_ENTRIES:_
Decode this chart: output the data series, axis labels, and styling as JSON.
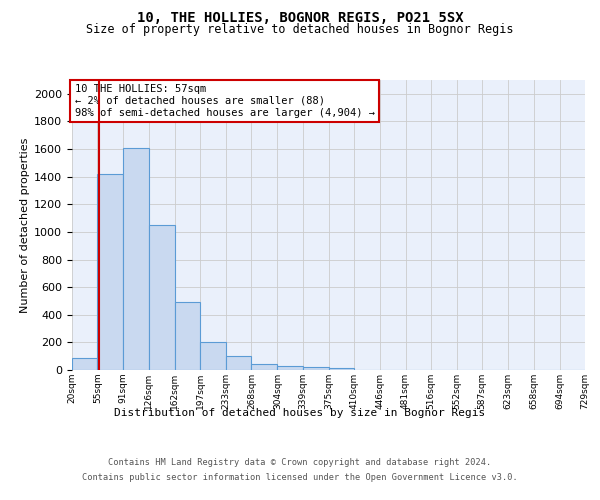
{
  "title1": "10, THE HOLLIES, BOGNOR REGIS, PO21 5SX",
  "title2": "Size of property relative to detached houses in Bognor Regis",
  "xlabel": "Distribution of detached houses by size in Bognor Regis",
  "ylabel": "Number of detached properties",
  "bar_color": "#c9d9f0",
  "bar_edge_color": "#5b9bd5",
  "background_color": "#eaf0fb",
  "bin_labels": [
    "20sqm",
    "55sqm",
    "91sqm",
    "126sqm",
    "162sqm",
    "197sqm",
    "233sqm",
    "268sqm",
    "304sqm",
    "339sqm",
    "375sqm",
    "410sqm",
    "446sqm",
    "481sqm",
    "516sqm",
    "552sqm",
    "587sqm",
    "623sqm",
    "658sqm",
    "694sqm",
    "729sqm"
  ],
  "bar_values": [
    88,
    1422,
    1610,
    1050,
    490,
    205,
    105,
    42,
    28,
    20,
    18,
    0,
    0,
    0,
    0,
    0,
    0,
    0,
    0,
    0
  ],
  "ylim": [
    0,
    2100
  ],
  "yticks": [
    0,
    200,
    400,
    600,
    800,
    1000,
    1200,
    1400,
    1600,
    1800,
    2000
  ],
  "property_line_x": 57,
  "bin_edges": [
    20,
    55,
    91,
    126,
    162,
    197,
    233,
    268,
    304,
    339,
    375,
    410,
    446,
    481,
    516,
    552,
    587,
    623,
    658,
    694,
    729
  ],
  "annotation_text": "10 THE HOLLIES: 57sqm\n← 2% of detached houses are smaller (88)\n98% of semi-detached houses are larger (4,904) →",
  "annotation_box_color": "#ffffff",
  "annotation_box_edge": "#cc0000",
  "grid_color": "#cccccc",
  "vline_color": "#cc0000",
  "footer_line1": "Contains HM Land Registry data © Crown copyright and database right 2024.",
  "footer_line2": "Contains public sector information licensed under the Open Government Licence v3.0."
}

_WHAT TO PRODUCE:_ Pictures in the records should not appear in your copy, but everything else must be transcribed exactly.

_ANSWER TO THE PROBLEM:_
Decode this chart: output the data series, axis labels, and styling as JSON.
{
  "title1": "10, THE HOLLIES, BOGNOR REGIS, PO21 5SX",
  "title2": "Size of property relative to detached houses in Bognor Regis",
  "xlabel": "Distribution of detached houses by size in Bognor Regis",
  "ylabel": "Number of detached properties",
  "bar_color": "#c9d9f0",
  "bar_edge_color": "#5b9bd5",
  "background_color": "#eaf0fb",
  "bin_labels": [
    "20sqm",
    "55sqm",
    "91sqm",
    "126sqm",
    "162sqm",
    "197sqm",
    "233sqm",
    "268sqm",
    "304sqm",
    "339sqm",
    "375sqm",
    "410sqm",
    "446sqm",
    "481sqm",
    "516sqm",
    "552sqm",
    "587sqm",
    "623sqm",
    "658sqm",
    "694sqm",
    "729sqm"
  ],
  "bar_values": [
    88,
    1422,
    1610,
    1050,
    490,
    205,
    105,
    42,
    28,
    20,
    18,
    0,
    0,
    0,
    0,
    0,
    0,
    0,
    0,
    0
  ],
  "ylim": [
    0,
    2100
  ],
  "yticks": [
    0,
    200,
    400,
    600,
    800,
    1000,
    1200,
    1400,
    1600,
    1800,
    2000
  ],
  "property_line_x": 57,
  "bin_edges": [
    20,
    55,
    91,
    126,
    162,
    197,
    233,
    268,
    304,
    339,
    375,
    410,
    446,
    481,
    516,
    552,
    587,
    623,
    658,
    694,
    729
  ],
  "annotation_text": "10 THE HOLLIES: 57sqm\n← 2% of detached houses are smaller (88)\n98% of semi-detached houses are larger (4,904) →",
  "annotation_box_color": "#ffffff",
  "annotation_box_edge": "#cc0000",
  "grid_color": "#cccccc",
  "vline_color": "#cc0000",
  "footer_line1": "Contains HM Land Registry data © Crown copyright and database right 2024.",
  "footer_line2": "Contains public sector information licensed under the Open Government Licence v3.0."
}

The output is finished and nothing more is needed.